## [Given task 1]
Quote the historic sites text below in full, word for word.

## [Selected text]
· · ·
The Royal Museums Greenwich is located within Maritime Greenwich, one of four UNESCO World Heritage sites in London.
The Cutty Sark is a British clipper ship that was built on the River Leven in Dumbarton Scotland in 1869 for the Jock Willis Shipping Line, she was one of the last tea clippers to be built, and one of the fastest. The building of Clipper ships was soon to be abandoned due to the advent of the steam engine.
Top 25 Historic sites in England
Founded by William the Conqueror in the 11th century, it has since been the home of 39 monarchs. Today The Queen spends most of her private weekends at the Castle.
By 1110, Henry I had moved into the castle but it was his grandson Henry II who changed the Castle into a true Palace in the 12th century. Henry II built two sets of royal apartments within the fortified enclosure and a smaller private residence on the north side of the upper ward. He also replaced the timber walls with stone and rebuilt the Norman keep in 1177.
When Elizabeth I took up residence at Windsor, many parts of the Castle were badly in need of repair. An extensive programme of improvements was undertaken throughout the 1570s. Elizabeth also built a long gallery overlooking the North Terrace. This gallery was incorporated into the Royal Library during the 19th century.
· · ·
## [Given task 2]
In the records, starting at the line that contains "x-tick-label: 2020: [236, 634, 276, 654]" and ending at the line that contains "x-tick-label: 2021: [403, 634, 443, 654]", rename "data-label" to "value-label". Return only those lines, with nothing else changed.

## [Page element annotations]
· · ·
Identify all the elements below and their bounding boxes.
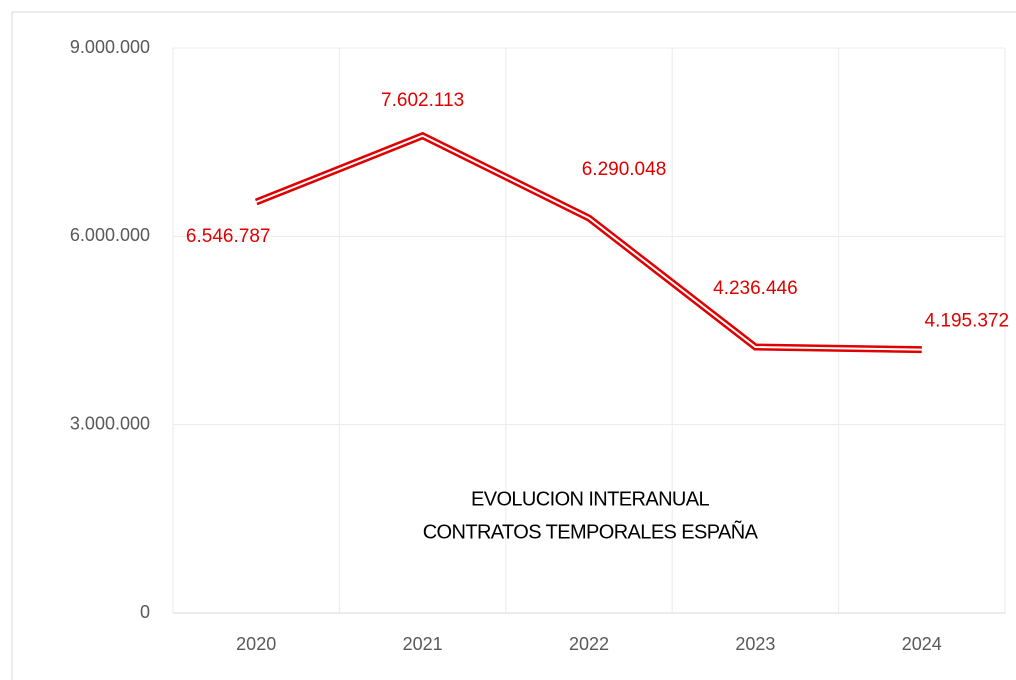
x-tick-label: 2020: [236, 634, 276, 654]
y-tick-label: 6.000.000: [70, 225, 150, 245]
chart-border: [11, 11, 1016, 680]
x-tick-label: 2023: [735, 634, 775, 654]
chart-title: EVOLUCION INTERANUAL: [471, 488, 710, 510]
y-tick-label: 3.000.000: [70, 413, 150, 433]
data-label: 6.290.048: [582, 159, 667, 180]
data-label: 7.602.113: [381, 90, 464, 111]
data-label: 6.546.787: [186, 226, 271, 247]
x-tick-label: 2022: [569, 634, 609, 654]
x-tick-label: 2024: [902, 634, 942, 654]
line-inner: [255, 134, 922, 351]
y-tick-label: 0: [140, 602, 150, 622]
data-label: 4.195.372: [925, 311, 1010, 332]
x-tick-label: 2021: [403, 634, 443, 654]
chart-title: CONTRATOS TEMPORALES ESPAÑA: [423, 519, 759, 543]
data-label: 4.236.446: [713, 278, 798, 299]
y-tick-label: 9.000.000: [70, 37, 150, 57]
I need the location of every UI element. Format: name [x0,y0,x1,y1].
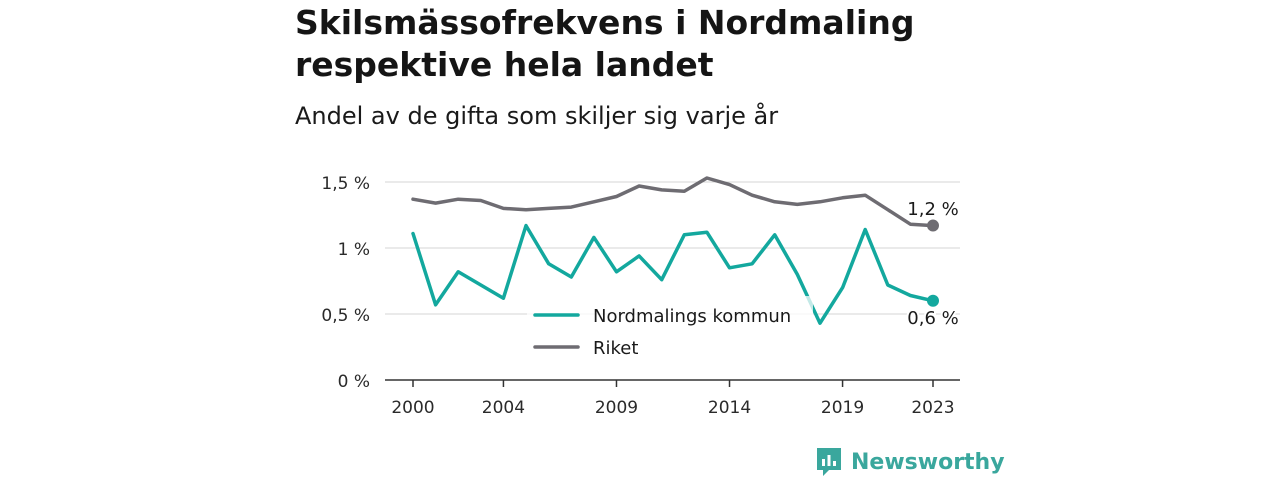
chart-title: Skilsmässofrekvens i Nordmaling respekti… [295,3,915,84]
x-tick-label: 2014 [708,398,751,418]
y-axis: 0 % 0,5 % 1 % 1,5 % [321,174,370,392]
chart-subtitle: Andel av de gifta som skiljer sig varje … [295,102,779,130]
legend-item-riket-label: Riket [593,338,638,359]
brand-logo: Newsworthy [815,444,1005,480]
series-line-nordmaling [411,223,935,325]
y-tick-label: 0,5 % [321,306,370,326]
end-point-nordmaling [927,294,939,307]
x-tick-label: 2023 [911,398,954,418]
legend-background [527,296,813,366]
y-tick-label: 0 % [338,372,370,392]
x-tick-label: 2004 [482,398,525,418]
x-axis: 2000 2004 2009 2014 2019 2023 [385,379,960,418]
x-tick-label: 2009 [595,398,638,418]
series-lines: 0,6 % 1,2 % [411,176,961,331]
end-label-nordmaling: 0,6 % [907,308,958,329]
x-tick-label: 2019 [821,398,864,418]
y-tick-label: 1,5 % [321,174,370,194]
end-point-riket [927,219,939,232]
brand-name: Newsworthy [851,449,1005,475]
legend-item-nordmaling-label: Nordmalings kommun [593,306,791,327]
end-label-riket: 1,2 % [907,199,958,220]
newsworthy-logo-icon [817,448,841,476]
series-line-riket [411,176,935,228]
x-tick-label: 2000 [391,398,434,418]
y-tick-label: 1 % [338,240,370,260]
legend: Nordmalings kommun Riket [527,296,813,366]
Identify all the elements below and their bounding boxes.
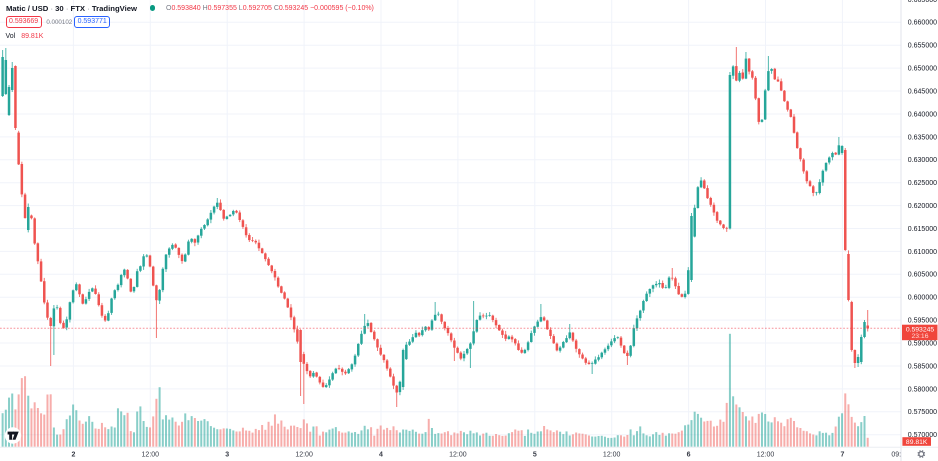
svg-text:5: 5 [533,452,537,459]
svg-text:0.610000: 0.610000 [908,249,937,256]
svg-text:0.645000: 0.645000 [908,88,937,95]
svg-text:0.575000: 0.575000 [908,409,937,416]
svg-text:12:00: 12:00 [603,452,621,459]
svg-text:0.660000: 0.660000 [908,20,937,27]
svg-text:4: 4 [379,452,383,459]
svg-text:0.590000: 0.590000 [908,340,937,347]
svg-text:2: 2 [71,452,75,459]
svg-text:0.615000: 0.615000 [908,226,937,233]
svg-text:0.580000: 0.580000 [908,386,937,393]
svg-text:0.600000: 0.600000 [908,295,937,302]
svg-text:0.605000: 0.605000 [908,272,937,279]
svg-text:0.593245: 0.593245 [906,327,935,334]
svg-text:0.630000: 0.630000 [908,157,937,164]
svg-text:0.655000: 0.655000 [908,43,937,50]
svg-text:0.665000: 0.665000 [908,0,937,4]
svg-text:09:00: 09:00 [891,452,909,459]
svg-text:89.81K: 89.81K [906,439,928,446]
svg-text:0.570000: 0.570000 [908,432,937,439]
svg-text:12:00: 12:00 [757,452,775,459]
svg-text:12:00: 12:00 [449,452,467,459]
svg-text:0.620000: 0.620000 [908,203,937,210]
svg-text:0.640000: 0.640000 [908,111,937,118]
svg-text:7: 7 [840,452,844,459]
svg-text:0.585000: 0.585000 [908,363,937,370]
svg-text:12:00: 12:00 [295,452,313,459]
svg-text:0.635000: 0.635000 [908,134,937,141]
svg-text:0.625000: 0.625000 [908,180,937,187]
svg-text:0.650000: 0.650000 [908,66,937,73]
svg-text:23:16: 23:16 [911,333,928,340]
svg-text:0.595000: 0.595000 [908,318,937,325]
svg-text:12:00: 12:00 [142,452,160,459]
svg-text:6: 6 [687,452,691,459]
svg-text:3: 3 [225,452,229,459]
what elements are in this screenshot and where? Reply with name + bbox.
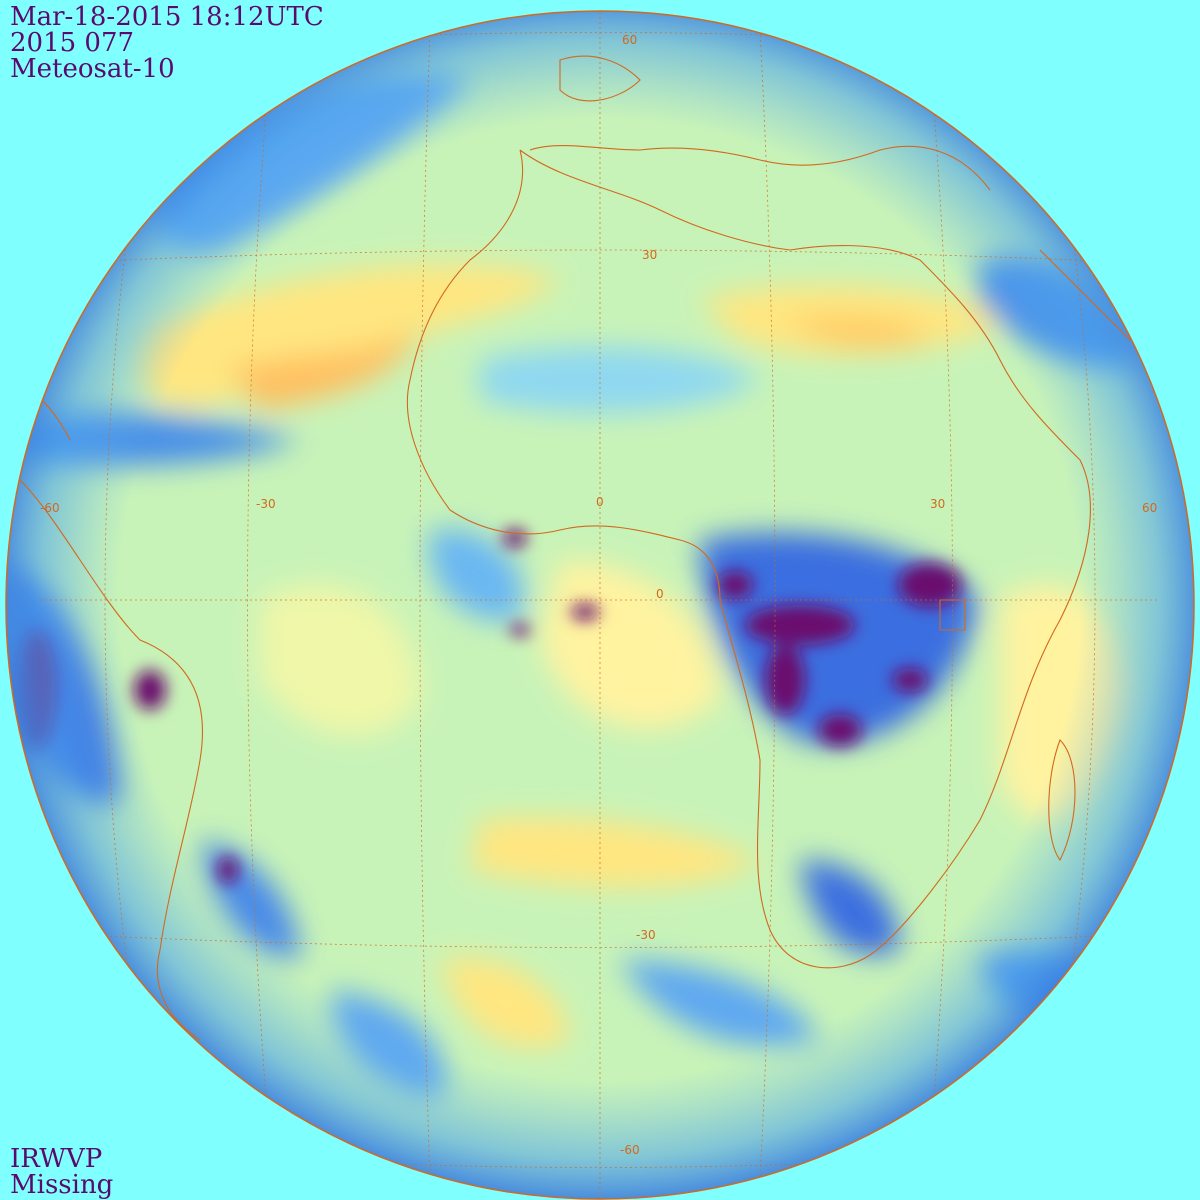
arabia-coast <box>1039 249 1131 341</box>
· · ·
## [Final answer 1]
The Royal Museums Greenwich is located within Maritime Greenwich, one of four UNESCO World Heritage sites in London.
The Cutty Sark is a British clipper ship that was built on the River Leven in Dumbarton Scotland in 1869 for the Jock Willis Shipping Line, she was one of the last tea clippers to be built, and one of the fastest. The building of Clipper ships was soon to be abandoned due to the advent of the steam engine.
Top 25 Historic sites in England
Founded by William the Conqueror in the 11th century, it has since been the home of 39 monarchs. Today The Queen spends most of her private weekends at the Castle.
By 1110, Henry I had moved into the castle but it was his grandson Henry II who changed the Castle into a true Palace in the 12th century. Henry II built two sets of royal apartments within the fortified enclosure and a smaller private residence on the north side of the upper ward. He also replaced the timber walls with stone and rebuilt the Norman keep in 1177.
When Elizabeth I took up residence at Windsor, many parts of the Castle were badly in need of repair. An extensive programme of improvements was undertaken throughout the 1570s. Elizabeth also built a long gallery overlooking the North Terrace. This gallery was incorporated into the Royal Library during the 19th century.

## [Final answer 2]
x-tick-label: 2020: [236, 634, 276, 654]
y-tick-label: 6.000.000: [70, 225, 150, 245]
chart-border: [11, 11, 1016, 680]
x-tick-label: 2023: [735, 634, 775, 654]
chart-title: EVOLUCION INTERANUAL: [471, 488, 710, 510]
y-tick-label: 3.000.000: [70, 413, 150, 433]
value-label: 6.290.048: [582, 159, 667, 180]
value-label: 7.602.113: [381, 90, 464, 111]
value-label: 6.546.787: [186, 226, 271, 247]
x-tick-label: 2022: [569, 634, 609, 654]
x-tick-label: 2024: [902, 634, 942, 654]
line-inner: [255, 134, 922, 351]
y-tick-label: 0: [140, 602, 150, 622]
value-label: 4.195.372: [925, 311, 1010, 332]
x-tick-label: 2021: [403, 634, 443, 654]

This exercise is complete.